Requirement A >>
Duplicate the layout coordinate data rows exactly, starting from the first row and ending with the line that contains "left-tick-label: 0 <box>79 383 86 397</box>", that line included.
━━━━━━━━━━
Investing in megatrends is harder than it seems. Some investors pay too much for assets because they are seduced by overhyped megatrends and the prospect of quick gains.

Others focus too much on a theme and not enough on the company or its valuation. They believe the megatrend will lift all companies in a sector even though that rarely happens.

Worst, product issuers latch on to hot themes to attract retail capital. Some Exchange Traded Fund issuers overseas launched thematic ETFs at the top of markets to cash in on hype. They burnt investors because the supposed “megatrend” turned out to be a fad.

Also, most megatrend action is usually overseas, meaning Australian investors have to buy global shares directly or use globally focussed managed funds. Australia has no large, listed cybersecurity companies, video and eSports producers, or wind-farm manufacturers.

Limited fund choice is another issue. Most active managed funds in Australia invest based on asset classes rather than a single theme. There are only a few active healthcare funds, for example.
━━━━━━━━━━
Requirement B >>
List the kinds of companies that the text on megatrend investing says Australia has no large, listed examples of.

Layout coordinate data >>
━━━━━━━━━━
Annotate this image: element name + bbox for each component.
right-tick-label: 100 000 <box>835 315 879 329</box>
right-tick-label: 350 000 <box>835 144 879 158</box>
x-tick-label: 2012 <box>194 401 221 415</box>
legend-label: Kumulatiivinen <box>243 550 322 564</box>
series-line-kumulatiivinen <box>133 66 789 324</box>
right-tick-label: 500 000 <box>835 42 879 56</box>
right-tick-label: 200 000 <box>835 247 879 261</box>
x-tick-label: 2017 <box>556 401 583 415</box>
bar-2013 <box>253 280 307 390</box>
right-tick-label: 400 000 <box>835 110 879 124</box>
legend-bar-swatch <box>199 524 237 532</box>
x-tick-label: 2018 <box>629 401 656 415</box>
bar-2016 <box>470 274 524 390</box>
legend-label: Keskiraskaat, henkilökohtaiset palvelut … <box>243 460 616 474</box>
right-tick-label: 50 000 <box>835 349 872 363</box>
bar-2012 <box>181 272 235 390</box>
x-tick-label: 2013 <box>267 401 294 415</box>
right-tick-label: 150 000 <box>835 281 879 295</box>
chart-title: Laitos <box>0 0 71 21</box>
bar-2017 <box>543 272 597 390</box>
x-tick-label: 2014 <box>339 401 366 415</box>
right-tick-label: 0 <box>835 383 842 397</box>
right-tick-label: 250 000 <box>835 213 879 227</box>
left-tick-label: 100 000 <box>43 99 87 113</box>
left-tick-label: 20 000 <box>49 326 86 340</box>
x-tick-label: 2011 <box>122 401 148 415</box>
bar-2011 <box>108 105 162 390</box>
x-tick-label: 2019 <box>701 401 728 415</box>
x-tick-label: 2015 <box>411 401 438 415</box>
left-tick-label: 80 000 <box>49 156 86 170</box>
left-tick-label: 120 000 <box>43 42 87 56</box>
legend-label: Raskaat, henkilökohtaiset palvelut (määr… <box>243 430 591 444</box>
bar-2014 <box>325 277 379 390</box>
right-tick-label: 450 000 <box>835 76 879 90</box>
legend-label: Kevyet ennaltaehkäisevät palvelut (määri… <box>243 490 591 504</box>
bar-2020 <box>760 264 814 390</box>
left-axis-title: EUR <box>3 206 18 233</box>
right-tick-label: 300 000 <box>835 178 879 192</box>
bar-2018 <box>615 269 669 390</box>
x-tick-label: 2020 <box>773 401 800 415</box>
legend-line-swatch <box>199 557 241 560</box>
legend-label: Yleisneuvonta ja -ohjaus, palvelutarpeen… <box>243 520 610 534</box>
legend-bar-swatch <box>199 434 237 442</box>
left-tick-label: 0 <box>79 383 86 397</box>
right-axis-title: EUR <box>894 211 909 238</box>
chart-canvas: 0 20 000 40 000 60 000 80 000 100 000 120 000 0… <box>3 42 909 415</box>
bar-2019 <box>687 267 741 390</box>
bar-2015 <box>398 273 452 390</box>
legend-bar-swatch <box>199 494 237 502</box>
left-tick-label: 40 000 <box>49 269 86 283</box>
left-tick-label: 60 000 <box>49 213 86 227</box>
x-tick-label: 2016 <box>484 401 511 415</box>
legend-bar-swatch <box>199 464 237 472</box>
━━━━━━━━━━
Solution A >>
Annotate this image: element name + bbox for each component.
right-tick-label: 100 000 <box>835 315 879 329</box>
right-tick-label: 350 000 <box>835 144 879 158</box>
x-tick-label: 2012 <box>194 401 221 415</box>
legend-label: Kumulatiivinen <box>243 550 322 564</box>
series-line-kumulatiivinen <box>133 66 789 324</box>
right-tick-label: 500 000 <box>835 42 879 56</box>
right-tick-label: 200 000 <box>835 247 879 261</box>
x-tick-label: 2017 <box>556 401 583 415</box>
bar-2013 <box>253 280 307 390</box>
right-tick-label: 400 000 <box>835 110 879 124</box>
legend-bar-swatch <box>199 524 237 532</box>
x-tick-label: 2018 <box>629 401 656 415</box>
bar-2016 <box>470 274 524 390</box>
legend-label: Keskiraskaat, henkilökohtaiset palvelut … <box>243 460 616 474</box>
right-tick-label: 50 000 <box>835 349 872 363</box>
bar-2012 <box>181 272 235 390</box>
x-tick-label: 2013 <box>267 401 294 415</box>
right-tick-label: 150 000 <box>835 281 879 295</box>
chart-title: Laitos <box>0 0 71 21</box>
bar-2017 <box>543 272 597 390</box>
x-tick-label: 2014 <box>339 401 366 415</box>
right-tick-label: 0 <box>835 383 842 397</box>
right-tick-label: 250 000 <box>835 213 879 227</box>
left-tick-label: 100 000 <box>43 99 87 113</box>
left-tick-label: 20 000 <box>49 326 86 340</box>
x-tick-label: 2011 <box>122 401 148 415</box>
bar-2011 <box>108 105 162 390</box>
x-tick-label: 2019 <box>701 401 728 415</box>
x-tick-label: 2015 <box>411 401 438 415</box>
left-tick-label: 80 000 <box>49 156 86 170</box>
left-tick-label: 120 000 <box>43 42 87 56</box>
legend-label: Raskaat, henkilökohtaiset palvelut (määr… <box>243 430 591 444</box>
bar-2014 <box>325 277 379 390</box>
right-tick-label: 450 000 <box>835 76 879 90</box>
legend-label: Kevyet ennaltaehkäisevät palvelut (määri… <box>243 490 591 504</box>
bar-2020 <box>760 264 814 390</box>
left-axis-title: EUR <box>3 206 18 233</box>
right-tick-label: 300 000 <box>835 178 879 192</box>
bar-2018 <box>615 269 669 390</box>
x-tick-label: 2020 <box>773 401 800 415</box>
legend-line-swatch <box>199 557 241 560</box>
legend-label: Yleisneuvonta ja -ohjaus, palvelutarpeen… <box>243 520 610 534</box>
legend-bar-swatch <box>199 434 237 442</box>
left-tick-label: 0 <box>79 383 86 397</box>

Solution B >>
- Cybersecurity companies
- Video and eSports producers
- Wind-farm manufacturers